▶ _Task goal_
Where a line of the listing below includes the word "Fatigue", reproduce that line.

▶ _Entries_
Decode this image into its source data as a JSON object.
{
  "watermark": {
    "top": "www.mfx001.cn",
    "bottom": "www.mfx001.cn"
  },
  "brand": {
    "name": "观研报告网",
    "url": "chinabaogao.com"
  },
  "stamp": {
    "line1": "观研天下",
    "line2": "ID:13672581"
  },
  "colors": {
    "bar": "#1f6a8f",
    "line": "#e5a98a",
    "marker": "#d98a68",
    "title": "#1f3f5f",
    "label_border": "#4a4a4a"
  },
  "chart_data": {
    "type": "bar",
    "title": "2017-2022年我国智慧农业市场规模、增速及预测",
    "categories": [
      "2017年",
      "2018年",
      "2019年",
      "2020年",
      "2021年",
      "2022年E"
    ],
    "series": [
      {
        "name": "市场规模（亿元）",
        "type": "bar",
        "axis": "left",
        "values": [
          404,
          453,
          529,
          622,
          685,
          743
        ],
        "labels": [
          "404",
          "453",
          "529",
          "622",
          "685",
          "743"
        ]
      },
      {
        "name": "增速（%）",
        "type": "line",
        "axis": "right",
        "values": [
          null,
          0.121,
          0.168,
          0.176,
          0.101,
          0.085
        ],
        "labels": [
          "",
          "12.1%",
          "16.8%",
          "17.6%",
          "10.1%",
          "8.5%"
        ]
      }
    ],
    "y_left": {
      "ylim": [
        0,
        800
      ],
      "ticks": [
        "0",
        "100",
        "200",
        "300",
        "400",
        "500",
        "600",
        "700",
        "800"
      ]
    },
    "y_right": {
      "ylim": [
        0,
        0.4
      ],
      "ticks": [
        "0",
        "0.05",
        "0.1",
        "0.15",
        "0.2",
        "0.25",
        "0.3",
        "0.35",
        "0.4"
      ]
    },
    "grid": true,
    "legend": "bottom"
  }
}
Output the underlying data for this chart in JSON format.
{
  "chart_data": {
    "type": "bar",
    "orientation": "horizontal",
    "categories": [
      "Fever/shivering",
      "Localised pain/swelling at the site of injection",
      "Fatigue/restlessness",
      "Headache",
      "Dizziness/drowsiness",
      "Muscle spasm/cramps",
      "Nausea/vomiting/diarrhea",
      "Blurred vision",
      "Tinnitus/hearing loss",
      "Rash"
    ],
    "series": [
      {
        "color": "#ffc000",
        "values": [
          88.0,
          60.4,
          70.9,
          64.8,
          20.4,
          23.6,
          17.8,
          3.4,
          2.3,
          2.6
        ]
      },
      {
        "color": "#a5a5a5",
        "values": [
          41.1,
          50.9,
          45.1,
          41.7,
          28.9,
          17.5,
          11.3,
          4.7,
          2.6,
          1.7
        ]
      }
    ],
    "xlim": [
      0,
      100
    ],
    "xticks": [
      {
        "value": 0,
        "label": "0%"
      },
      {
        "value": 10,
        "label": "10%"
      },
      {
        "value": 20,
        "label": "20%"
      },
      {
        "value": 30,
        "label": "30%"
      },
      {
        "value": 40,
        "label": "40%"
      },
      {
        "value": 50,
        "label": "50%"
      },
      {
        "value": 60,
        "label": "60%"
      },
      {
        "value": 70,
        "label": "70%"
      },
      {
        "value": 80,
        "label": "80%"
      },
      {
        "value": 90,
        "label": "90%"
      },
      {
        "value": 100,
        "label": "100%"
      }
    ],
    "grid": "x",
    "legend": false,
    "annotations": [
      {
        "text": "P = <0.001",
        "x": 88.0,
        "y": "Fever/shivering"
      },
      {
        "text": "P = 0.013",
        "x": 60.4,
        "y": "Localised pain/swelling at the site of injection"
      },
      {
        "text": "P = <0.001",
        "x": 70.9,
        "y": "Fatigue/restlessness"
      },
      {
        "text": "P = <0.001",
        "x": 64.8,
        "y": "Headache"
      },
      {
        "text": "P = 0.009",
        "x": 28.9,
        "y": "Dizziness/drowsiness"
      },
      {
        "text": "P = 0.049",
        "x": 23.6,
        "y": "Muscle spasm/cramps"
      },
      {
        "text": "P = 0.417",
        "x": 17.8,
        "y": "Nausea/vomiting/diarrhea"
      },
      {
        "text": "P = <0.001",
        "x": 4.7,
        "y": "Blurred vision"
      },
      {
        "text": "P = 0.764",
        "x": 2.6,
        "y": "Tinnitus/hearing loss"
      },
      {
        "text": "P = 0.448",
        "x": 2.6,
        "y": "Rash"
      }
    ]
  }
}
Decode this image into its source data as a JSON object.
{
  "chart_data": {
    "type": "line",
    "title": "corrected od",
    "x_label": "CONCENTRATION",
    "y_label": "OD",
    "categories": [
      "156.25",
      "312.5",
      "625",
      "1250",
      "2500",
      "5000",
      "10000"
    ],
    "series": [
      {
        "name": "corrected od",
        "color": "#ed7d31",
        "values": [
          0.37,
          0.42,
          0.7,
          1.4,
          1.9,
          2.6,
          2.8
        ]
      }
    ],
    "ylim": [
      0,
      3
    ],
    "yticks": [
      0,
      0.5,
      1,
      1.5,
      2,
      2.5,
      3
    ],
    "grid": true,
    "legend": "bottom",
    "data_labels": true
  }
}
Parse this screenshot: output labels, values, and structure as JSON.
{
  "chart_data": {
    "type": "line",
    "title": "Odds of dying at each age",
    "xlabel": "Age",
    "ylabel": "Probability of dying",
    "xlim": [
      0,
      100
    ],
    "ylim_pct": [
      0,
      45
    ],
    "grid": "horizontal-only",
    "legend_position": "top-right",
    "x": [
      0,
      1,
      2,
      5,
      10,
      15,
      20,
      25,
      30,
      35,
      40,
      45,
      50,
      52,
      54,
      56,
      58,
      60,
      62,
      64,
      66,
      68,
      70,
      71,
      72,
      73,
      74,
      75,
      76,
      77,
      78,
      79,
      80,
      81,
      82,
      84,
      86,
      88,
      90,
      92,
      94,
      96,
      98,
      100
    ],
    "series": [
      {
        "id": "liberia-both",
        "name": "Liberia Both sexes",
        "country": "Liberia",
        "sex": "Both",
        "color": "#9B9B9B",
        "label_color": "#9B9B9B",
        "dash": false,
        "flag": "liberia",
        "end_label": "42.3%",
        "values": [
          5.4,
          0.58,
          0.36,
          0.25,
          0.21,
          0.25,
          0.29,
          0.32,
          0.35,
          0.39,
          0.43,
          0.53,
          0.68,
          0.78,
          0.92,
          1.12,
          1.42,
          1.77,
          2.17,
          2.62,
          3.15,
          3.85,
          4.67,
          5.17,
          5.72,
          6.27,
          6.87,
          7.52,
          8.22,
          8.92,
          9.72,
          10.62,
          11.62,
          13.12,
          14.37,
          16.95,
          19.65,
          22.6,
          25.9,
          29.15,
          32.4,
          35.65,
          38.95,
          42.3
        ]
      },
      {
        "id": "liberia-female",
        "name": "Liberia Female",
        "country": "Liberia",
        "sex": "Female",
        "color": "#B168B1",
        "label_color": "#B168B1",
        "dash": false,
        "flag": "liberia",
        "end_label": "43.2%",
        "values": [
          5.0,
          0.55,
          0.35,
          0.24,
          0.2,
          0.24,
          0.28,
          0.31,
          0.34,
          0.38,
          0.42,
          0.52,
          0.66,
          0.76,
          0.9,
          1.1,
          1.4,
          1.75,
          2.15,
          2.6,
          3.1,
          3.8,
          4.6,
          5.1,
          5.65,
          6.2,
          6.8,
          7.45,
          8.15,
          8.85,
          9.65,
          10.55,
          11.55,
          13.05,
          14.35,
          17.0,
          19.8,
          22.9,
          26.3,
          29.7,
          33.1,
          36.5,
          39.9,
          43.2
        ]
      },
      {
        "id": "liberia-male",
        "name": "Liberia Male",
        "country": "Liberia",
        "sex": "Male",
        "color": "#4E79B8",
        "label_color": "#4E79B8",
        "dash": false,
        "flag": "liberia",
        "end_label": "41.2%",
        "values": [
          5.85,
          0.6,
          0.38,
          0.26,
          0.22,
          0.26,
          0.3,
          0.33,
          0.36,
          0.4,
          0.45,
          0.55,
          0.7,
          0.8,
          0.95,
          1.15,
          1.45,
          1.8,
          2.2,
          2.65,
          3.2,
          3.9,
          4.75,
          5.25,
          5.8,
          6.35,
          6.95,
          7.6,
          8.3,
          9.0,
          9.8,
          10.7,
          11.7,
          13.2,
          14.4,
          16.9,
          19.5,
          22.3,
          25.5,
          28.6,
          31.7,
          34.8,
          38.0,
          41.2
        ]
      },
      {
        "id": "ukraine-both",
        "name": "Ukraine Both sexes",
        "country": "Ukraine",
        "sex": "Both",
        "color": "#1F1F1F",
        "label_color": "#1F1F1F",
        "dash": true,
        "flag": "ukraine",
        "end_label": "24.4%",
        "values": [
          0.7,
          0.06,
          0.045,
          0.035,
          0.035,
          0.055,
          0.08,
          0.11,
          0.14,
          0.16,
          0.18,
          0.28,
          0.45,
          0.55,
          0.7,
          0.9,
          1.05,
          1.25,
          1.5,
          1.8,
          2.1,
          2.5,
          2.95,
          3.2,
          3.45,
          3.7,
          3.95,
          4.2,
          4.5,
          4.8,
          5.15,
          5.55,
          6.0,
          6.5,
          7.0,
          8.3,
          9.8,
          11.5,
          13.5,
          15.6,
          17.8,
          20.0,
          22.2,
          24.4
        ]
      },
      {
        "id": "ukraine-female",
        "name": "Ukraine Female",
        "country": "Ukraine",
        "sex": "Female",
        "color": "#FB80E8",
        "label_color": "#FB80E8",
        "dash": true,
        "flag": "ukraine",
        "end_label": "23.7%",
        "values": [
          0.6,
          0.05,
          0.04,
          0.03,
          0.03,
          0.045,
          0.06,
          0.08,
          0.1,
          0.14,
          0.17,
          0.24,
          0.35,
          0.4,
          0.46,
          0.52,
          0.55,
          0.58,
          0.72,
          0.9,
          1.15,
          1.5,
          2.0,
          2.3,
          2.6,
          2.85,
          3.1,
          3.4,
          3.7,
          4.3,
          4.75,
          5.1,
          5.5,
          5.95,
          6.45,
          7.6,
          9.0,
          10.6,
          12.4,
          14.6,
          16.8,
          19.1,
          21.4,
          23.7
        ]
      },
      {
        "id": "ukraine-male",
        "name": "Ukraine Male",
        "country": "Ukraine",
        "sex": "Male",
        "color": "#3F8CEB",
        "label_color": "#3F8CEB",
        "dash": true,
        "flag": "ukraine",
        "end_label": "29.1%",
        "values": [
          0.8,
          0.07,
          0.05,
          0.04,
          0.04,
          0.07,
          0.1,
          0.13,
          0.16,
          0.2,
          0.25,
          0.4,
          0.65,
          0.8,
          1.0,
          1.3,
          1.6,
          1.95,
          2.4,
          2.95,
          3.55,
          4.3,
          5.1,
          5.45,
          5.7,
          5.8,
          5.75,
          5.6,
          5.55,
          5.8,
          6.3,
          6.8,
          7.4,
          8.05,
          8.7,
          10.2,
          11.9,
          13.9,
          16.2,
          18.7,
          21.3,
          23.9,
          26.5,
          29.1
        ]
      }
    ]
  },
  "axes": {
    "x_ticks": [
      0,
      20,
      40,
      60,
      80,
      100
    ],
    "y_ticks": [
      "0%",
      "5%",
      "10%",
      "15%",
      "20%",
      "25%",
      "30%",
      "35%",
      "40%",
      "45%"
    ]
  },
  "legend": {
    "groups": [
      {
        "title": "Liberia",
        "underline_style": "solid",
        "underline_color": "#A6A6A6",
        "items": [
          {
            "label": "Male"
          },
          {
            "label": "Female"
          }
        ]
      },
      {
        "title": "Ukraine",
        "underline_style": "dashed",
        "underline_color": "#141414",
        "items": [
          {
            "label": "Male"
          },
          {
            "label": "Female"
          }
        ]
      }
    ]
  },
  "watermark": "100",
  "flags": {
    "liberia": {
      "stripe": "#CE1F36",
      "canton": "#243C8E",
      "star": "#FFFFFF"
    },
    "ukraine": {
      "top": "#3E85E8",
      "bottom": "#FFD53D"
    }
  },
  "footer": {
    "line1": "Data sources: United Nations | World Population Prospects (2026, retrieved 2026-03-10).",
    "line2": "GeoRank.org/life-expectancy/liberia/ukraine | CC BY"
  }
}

▶ _Result_
      "Fatigue/restlessness",
        "y": "Fatigue/restlessness"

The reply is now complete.